### WHAT TO DO
Nothing in the data should change when you return it, but leave the pictures out.

Figure record listings:
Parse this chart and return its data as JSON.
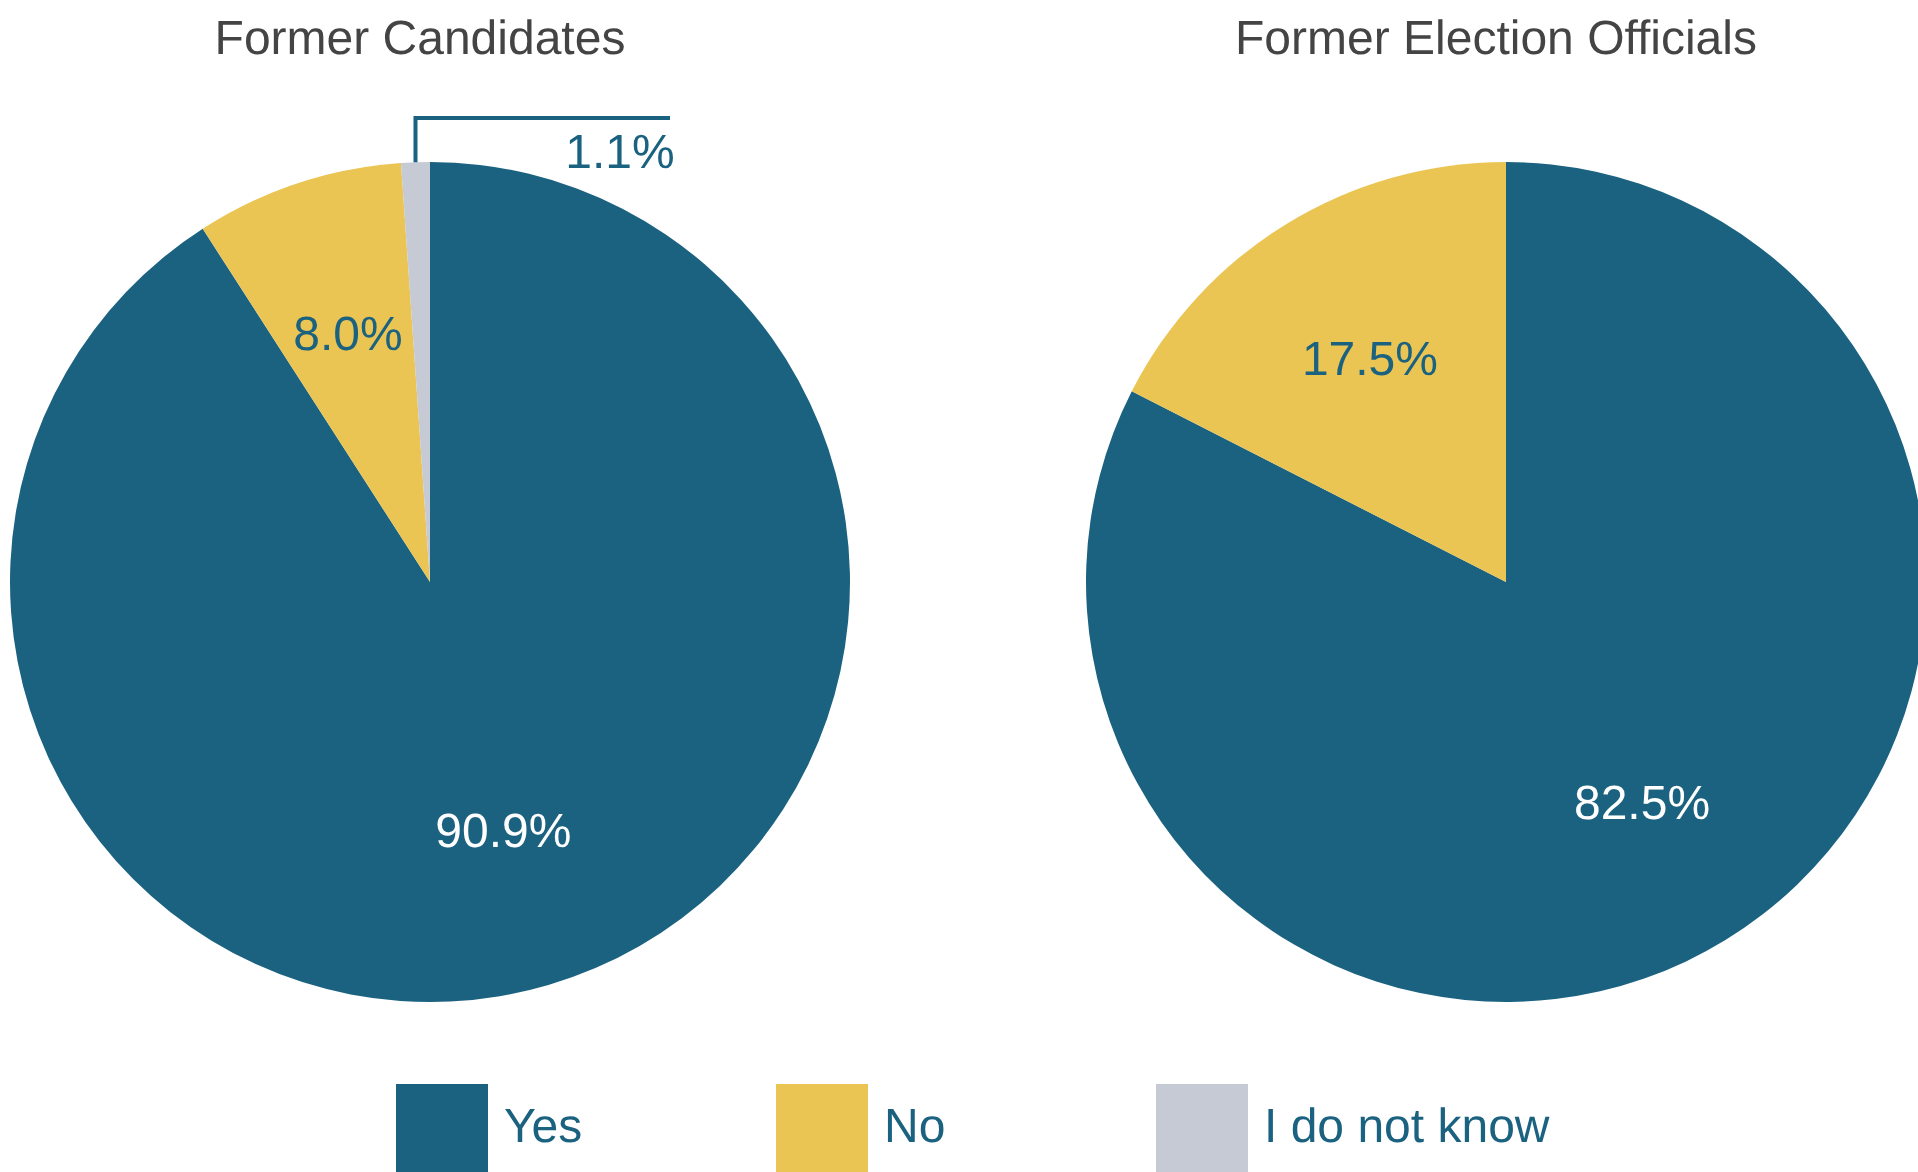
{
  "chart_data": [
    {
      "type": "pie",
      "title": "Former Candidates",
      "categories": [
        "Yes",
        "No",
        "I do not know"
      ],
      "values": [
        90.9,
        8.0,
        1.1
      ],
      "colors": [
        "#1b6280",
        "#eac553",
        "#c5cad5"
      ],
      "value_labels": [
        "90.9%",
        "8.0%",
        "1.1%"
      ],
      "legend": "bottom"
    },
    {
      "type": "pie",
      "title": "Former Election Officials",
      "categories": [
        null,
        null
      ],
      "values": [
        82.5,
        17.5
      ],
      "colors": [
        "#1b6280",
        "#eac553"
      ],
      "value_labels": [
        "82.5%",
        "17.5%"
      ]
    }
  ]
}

### COMPLETE ANSWER
Parse this chart and return its data as JSON.
{
  "chart_data": [
    {
      "type": "pie",
      "title": "Former Candidates",
      "categories": [
        "Yes",
        "No",
        "I do not know"
      ],
      "values": [
        90.9,
        8.0,
        1.1
      ],
      "colors": [
        "#1b6280",
        "#eac553",
        "#c5cad5"
      ],
      "value_labels": [
        "90.9%",
        "8.0%",
        "1.1%"
      ],
      "legend": "bottom"
    },
    {
      "type": "pie",
      "title": "Former Election Officials",
      "categories": [
        null,
        null
      ],
      "values": [
        82.5,
        17.5
      ],
      "colors": [
        "#1b6280",
        "#eac553"
      ],
      "value_labels": [
        "82.5%",
        "17.5%"
      ]
    }
  ]
}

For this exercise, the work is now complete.